*Task to carry out*: Copy out every record below exactly as written, but leave out any pictures.

Collection entries:
--------

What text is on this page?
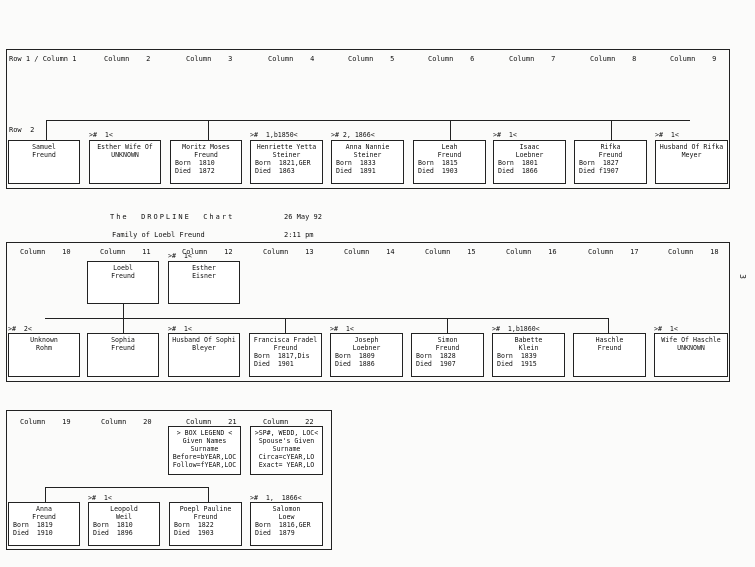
3
Row 1 / Column 1	Column    2	Column    3	Column    4	Column    5	Column    6	Column    7	Column    8	Column    9
Row  2
Samuel
Freund
>#  1<
Esther Wife Of
UNKNOWN
Moritz Moses
Freund
Born  1810
Died  1872
>#  1,b1850<
Henriette Yetta
Steiner
Born  1821,GER
Died  1863
># 2, 1866<
Anna Nannie
Steiner
Born  1833
Died  1891
Leah
Freund
Born  1815
Died  1903
>#  1<
Isaac
Loebner
Born  1801
Died  1866
Rifka
Freund
Born  1827
Died f1907
>#  1<
Husband Of Rifka
Meyer
The  DROPLINE  Chart	26 May 92
Family of Loebl Freund	2:11 pm
Column    10	Column    11	Column    12	Column    13	Column    14	Column    15	Column    16	Column    17	Column    18
Loebl
Freund
>#  1<
Esther
Eisner
>#  2<
Unknown
Rohm
Sophia
Freund
>#  1<
Husband Of Sophi
Bleyer
Francisca Fradel
Freund
Born  1817,Dis
Died  1901
>#  1<
Joseph
Loebner
Born  1809
Died  1886
Simon
Freund
Born  1828
Died  1907
>#  1,b1860<
Babette
Klein
Born  1839
Died  1915
Haschle
Freund
>#  1<
Wife Of Haschle
UNKNOWN
Column    19	Column    20	Column    21	Column    22
> BOX LEGEND <
Given Names
Surname
Before=bYEAR,LOC
Follow=fYEAR,LOC
>SP#, WEDD, LOC<
Spouse's Given
Surname
Circa=cYEAR,LO
Exact= YEAR,LO
Anna
Freund
Born  1819
Died  1910
>#  1<
Leopold
Weil
Born  1810
Died  1896
Poepl Pauline
Freund
Born  1822
Died  1903
>#  1,  1866<
Salomon
Loew
Born  1816,GER
Died  1879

--------

*Solution to this exercise*:
What text is on this page?
3
Row 1 / Column 1	Column    2	Column    3	Column    4	Column    5	Column    6	Column    7	Column    8	Column    9
Row  2
Samuel
Freund
>#  1<
Esther Wife Of
UNKNOWN
Moritz Moses
Freund
Born  1810
Died  1872
>#  1,b1850<
Henriette Yetta
Steiner
Born  1821,GER
Died  1863
># 2, 1866<
Anna Nannie
Steiner
Born  1833
Died  1891
Leah
Freund
Born  1815
Died  1903
>#  1<
Isaac
Loebner
Born  1801
Died  1866
Rifka
Freund
Born  1827
Died f1907
>#  1<
Husband Of Rifka
Meyer
The  DROPLINE  Chart	26 May 92
Family of Loebl Freund	2:11 pm
Column    10	Column    11	Column    12	Column    13	Column    14	Column    15	Column    16	Column    17	Column    18
Loebl
Freund
>#  1<
Esther
Eisner
>#  2<
Unknown
Rohm
Sophia
Freund
>#  1<
Husband Of Sophi
Bleyer
Francisca Fradel
Freund
Born  1817,Dis
Died  1901
>#  1<
Joseph
Loebner
Born  1809
Died  1886
Simon
Freund
Born  1828
Died  1907
>#  1,b1860<
Babette
Klein
Born  1839
Died  1915
Haschle
Freund
>#  1<
Wife Of Haschle
UNKNOWN
Column    19	Column    20	Column    21	Column    22
> BOX LEGEND <
Given Names
Surname
Before=bYEAR,LOC
Follow=fYEAR,LOC
>SP#, WEDD, LOC<
Spouse's Given
Surname
Circa=cYEAR,LO
Exact= YEAR,LO
Anna
Freund
Born  1819
Died  1910
>#  1<
Leopold
Weil
Born  1810
Died  1896
Poepl Pauline
Freund
Born  1822
Died  1903
>#  1,  1866<
Salomon
Loew
Born  1816,GER
Died  1879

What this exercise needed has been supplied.